### Aim of the task
Output the data below in full, character for character.
--- Recorded information ---
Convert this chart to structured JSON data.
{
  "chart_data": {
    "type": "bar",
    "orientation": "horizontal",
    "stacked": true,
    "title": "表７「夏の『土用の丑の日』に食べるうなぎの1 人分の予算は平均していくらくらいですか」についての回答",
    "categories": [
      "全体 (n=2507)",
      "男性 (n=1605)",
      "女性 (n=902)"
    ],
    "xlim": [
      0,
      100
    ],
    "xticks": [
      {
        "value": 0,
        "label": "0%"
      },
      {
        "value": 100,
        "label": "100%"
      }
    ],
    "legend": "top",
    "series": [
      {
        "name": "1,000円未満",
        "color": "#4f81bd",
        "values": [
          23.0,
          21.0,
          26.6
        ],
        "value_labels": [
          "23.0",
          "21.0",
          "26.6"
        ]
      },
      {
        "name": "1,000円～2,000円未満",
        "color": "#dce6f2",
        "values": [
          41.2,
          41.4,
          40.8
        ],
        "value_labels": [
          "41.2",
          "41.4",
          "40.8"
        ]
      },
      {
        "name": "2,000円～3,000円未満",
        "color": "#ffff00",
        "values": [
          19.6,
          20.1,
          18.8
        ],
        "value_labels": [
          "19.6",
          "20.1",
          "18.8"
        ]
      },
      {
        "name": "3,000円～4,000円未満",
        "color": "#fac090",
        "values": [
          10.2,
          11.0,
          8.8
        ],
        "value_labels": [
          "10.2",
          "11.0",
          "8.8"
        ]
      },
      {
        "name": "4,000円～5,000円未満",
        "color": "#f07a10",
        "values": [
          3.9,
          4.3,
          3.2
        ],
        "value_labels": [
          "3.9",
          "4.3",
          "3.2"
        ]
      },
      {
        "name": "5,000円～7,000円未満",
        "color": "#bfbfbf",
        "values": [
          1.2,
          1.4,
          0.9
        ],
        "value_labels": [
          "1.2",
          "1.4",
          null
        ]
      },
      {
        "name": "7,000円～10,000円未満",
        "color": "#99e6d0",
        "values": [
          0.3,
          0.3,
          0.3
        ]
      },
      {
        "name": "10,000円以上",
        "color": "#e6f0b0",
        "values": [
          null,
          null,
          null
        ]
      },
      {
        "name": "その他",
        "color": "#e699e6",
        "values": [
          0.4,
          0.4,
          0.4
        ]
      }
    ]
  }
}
---
### Task output
Convert this chart to structured JSON data.
{
  "chart_data": {
    "type": "bar",
    "orientation": "horizontal",
    "stacked": true,
    "title": "表７「夏の『土用の丑の日』に食べるうなぎの1 人分の予算は平均していくらくらいですか」についての回答",
    "categories": [
      "全体 (n=2507)",
      "男性 (n=1605)",
      "女性 (n=902)"
    ],
    "xlim": [
      0,
      100
    ],
    "xticks": [
      {
        "value": 0,
        "label": "0%"
      },
      {
        "value": 100,
        "label": "100%"
      }
    ],
    "legend": "top",
    "series": [
      {
        "name": "1,000円未満",
        "color": "#4f81bd",
        "values": [
          23.0,
          21.0,
          26.6
        ],
        "value_labels": [
          "23.0",
          "21.0",
          "26.6"
        ]
      },
      {
        "name": "1,000円～2,000円未満",
        "color": "#dce6f2",
        "values": [
          41.2,
          41.4,
          40.8
        ],
        "value_labels": [
          "41.2",
          "41.4",
          "40.8"
        ]
      },
      {
        "name": "2,000円～3,000円未満",
        "color": "#ffff00",
        "values": [
          19.6,
          20.1,
          18.8
        ],
        "value_labels": [
          "19.6",
          "20.1",
          "18.8"
        ]
      },
      {
        "name": "3,000円～4,000円未満",
        "color": "#fac090",
        "values": [
          10.2,
          11.0,
          8.8
        ],
        "value_labels": [
          "10.2",
          "11.0",
          "8.8"
        ]
      },
      {
        "name": "4,000円～5,000円未満",
        "color": "#f07a10",
        "values": [
          3.9,
          4.3,
          3.2
        ],
        "value_labels": [
          "3.9",
          "4.3",
          "3.2"
        ]
      },
      {
        "name": "5,000円～7,000円未満",
        "color": "#bfbfbf",
        "values": [
          1.2,
          1.4,
          0.9
        ],
        "value_labels": [
          "1.2",
          "1.4",
          null
        ]
      },
      {
        "name": "7,000円～10,000円未満",
        "color": "#99e6d0",
        "values": [
          0.3,
          0.3,
          0.3
        ]
      },
      {
        "name": "10,000円以上",
        "color": "#e6f0b0",
        "values": [
          null,
          null,
          null
        ]
      },
      {
        "name": "その他",
        "color": "#e699e6",
        "values": [
          0.4,
          0.4,
          0.4
        ]
      }
    ]
  }
}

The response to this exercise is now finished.